Task prompt » Format every line in the items below as a numbered list, omitting any blank lines.

#####

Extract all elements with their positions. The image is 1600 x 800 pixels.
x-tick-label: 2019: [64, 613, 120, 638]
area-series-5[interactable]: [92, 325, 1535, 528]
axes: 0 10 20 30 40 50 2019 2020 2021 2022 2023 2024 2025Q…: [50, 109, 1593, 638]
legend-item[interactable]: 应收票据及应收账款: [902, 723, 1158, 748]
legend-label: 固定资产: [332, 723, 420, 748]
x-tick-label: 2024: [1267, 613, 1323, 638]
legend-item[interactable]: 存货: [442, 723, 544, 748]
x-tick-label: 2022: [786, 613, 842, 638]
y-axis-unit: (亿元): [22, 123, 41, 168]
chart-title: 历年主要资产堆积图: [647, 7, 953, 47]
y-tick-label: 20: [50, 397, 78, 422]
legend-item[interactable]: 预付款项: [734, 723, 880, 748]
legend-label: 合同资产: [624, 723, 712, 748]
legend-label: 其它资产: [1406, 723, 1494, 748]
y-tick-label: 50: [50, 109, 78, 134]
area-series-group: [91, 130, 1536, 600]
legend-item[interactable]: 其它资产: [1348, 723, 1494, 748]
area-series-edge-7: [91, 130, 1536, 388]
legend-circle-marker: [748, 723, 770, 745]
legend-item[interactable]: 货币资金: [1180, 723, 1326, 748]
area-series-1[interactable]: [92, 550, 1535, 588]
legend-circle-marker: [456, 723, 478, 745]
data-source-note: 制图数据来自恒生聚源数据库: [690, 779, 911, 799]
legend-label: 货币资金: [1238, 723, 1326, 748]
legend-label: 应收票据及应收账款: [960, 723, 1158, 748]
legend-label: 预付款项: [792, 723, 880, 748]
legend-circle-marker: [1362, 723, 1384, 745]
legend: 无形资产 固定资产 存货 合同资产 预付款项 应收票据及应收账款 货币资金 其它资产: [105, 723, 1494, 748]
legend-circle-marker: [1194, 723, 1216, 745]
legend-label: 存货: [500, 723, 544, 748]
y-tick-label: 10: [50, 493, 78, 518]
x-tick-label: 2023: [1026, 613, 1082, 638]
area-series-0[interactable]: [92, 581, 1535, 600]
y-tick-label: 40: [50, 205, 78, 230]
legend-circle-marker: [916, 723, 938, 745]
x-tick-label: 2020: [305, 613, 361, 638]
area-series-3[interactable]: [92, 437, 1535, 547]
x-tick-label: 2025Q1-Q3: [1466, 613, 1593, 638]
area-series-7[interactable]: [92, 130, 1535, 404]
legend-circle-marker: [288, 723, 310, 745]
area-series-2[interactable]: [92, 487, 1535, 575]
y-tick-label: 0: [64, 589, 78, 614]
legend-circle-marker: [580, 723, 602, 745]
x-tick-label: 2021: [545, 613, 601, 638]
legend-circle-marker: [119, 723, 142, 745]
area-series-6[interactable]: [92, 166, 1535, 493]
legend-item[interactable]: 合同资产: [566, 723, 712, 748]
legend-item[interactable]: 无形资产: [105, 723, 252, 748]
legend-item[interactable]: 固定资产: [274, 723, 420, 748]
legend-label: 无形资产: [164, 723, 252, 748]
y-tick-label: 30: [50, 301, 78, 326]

#####

Correct answer »
1. Extract all elements with their positions. The image is 1600 x 800 pixels.
2. x-tick-label: 2019: [64, 613, 120, 638]
3. area-series-5[interactable]: [92, 325, 1535, 528]
4. axes: 0 10 20 30 40 50 2019 2020 2021 2022 2023 2024 2025Q…: [50, 109, 1593, 638]
5. legend-item[interactable]: 应收票据及应收账款: [902, 723, 1158, 748]
6. legend-label: 固定资产: [332, 723, 420, 748]
7. x-tick-label: 2024: [1267, 613, 1323, 638]
8. legend-item[interactable]: 存货: [442, 723, 544, 748]
9. x-tick-label: 2022: [786, 613, 842, 638]
10. y-axis-unit: (亿元): [22, 123, 41, 168]
11. chart-title: 历年主要资产堆积图: [647, 7, 953, 47]
12. y-tick-label: 20: [50, 397, 78, 422]
13. legend-item[interactable]: 预付款项: [734, 723, 880, 748]
14. legend-label: 合同资产: [624, 723, 712, 748]
15. legend-label: 其它资产: [1406, 723, 1494, 748]
16. y-tick-label: 50: [50, 109, 78, 134]
17. area-series-group: [91, 130, 1536, 600]
18. legend-item[interactable]: 其它资产: [1348, 723, 1494, 748]
19. area-series-edge-7: [91, 130, 1536, 388]
20. legend-circle-marker: [748, 723, 770, 745]
21. legend-item[interactable]: 货币资金: [1180, 723, 1326, 748]
22. area-series-1[interactable]: [92, 550, 1535, 588]
23. legend-circle-marker: [456, 723, 478, 745]
24. data-source-note: 制图数据来自恒生聚源数据库: [690, 779, 911, 799]
25. legend-label: 货币资金: [1238, 723, 1326, 748]
26. legend-label: 应收票据及应收账款: [960, 723, 1158, 748]
27. legend-label: 预付款项: [792, 723, 880, 748]
28. legend-circle-marker: [1362, 723, 1384, 745]
29. legend: 无形资产 固定资产 存货 合同资产 预付款项 应收票据及应收账款 货币资金 其它资产: [105, 723, 1494, 748]
30. legend-circle-marker: [1194, 723, 1216, 745]
31. legend-label: 存货: [500, 723, 544, 748]
32. y-tick-label: 10: [50, 493, 78, 518]
33. x-tick-label: 2023: [1026, 613, 1082, 638]
34. area-series-0[interactable]: [92, 581, 1535, 600]
35. y-tick-label: 40: [50, 205, 78, 230]
36. legend-circle-marker: [916, 723, 938, 745]
37. x-tick-label: 2020: [305, 613, 361, 638]
38. area-series-3[interactable]: [92, 437, 1535, 547]
39. x-tick-label: 2025Q1-Q3: [1466, 613, 1593, 638]
40. area-series-7[interactable]: [92, 130, 1535, 404]
41. legend-circle-marker: [288, 723, 310, 745]
42. area-series-2[interactable]: [92, 487, 1535, 575]
43. y-tick-label: 0: [64, 589, 78, 614]
44. legend-circle-marker: [580, 723, 602, 745]
45. x-tick-label: 2021: [545, 613, 601, 638]
46. legend-circle-marker: [119, 723, 142, 745]
47. area-series-6[interactable]: [92, 166, 1535, 493]
48. legend-item[interactable]: 合同资产: [566, 723, 712, 748]
49. legend-item[interactable]: 无形资产: [105, 723, 252, 748]
50. legend-item[interactable]: 固定资产: [274, 723, 420, 748]
51. legend-label: 无形资产: [164, 723, 252, 748]
52. y-tick-label: 30: [50, 301, 78, 326]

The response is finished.